Data records:
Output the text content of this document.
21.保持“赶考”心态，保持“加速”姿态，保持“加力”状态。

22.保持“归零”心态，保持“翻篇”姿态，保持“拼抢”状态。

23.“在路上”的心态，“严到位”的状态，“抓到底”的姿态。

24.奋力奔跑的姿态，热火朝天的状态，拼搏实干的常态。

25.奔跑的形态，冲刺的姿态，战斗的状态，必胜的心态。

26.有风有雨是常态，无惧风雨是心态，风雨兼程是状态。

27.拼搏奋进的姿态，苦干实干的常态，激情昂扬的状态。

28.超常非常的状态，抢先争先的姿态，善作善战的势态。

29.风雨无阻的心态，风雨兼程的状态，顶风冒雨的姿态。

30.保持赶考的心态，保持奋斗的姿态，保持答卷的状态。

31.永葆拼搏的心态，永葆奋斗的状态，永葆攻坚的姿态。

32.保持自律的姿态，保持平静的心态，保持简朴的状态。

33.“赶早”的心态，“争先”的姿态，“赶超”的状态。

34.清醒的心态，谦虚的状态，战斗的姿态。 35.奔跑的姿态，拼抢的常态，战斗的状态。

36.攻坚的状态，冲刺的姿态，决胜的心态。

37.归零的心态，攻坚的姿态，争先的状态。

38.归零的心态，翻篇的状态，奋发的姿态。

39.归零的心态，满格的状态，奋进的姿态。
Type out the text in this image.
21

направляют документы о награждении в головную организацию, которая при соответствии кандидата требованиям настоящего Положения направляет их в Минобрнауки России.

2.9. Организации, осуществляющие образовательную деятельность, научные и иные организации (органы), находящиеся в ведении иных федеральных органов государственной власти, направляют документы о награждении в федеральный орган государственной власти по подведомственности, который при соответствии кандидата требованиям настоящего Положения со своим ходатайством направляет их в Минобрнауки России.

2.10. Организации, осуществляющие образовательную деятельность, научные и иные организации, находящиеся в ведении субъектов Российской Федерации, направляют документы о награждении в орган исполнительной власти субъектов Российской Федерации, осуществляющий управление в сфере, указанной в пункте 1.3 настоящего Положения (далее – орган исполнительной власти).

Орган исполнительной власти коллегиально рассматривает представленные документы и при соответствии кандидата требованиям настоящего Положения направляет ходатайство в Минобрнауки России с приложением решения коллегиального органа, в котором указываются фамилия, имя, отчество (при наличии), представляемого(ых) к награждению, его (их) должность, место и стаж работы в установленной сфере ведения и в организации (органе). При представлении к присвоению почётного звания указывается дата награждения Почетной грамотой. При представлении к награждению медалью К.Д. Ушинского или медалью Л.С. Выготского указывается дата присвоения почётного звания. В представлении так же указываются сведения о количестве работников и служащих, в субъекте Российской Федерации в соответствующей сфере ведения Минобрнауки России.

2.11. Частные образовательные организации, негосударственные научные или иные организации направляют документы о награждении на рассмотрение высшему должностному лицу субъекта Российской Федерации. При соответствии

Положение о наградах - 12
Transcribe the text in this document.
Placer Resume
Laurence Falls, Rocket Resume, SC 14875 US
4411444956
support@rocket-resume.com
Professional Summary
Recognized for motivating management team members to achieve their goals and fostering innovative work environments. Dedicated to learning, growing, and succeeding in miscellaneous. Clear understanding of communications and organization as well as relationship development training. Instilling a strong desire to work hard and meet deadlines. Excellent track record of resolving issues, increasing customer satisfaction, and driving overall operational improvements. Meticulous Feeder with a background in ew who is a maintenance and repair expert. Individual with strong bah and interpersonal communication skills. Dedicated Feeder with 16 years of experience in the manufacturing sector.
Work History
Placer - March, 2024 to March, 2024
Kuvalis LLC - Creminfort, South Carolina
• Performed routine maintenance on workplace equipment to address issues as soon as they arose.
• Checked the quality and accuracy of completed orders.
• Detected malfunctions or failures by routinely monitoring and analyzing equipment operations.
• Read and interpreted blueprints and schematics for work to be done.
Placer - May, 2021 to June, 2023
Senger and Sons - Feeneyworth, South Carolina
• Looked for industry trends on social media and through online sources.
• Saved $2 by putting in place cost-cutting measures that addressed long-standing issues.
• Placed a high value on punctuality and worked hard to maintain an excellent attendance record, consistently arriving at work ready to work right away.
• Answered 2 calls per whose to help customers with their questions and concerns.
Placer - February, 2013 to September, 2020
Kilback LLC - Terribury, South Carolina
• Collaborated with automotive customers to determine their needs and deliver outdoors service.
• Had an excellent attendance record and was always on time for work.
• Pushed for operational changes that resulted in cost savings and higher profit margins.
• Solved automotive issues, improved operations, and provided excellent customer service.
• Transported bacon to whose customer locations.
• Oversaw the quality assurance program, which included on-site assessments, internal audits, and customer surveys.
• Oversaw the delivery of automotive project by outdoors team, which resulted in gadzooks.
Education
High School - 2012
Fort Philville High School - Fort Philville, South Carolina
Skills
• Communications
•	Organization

### TO BE DONE
Check every line of the records above for the string "which" and say how many contain it, giving the number alone.

### THE RESULT
2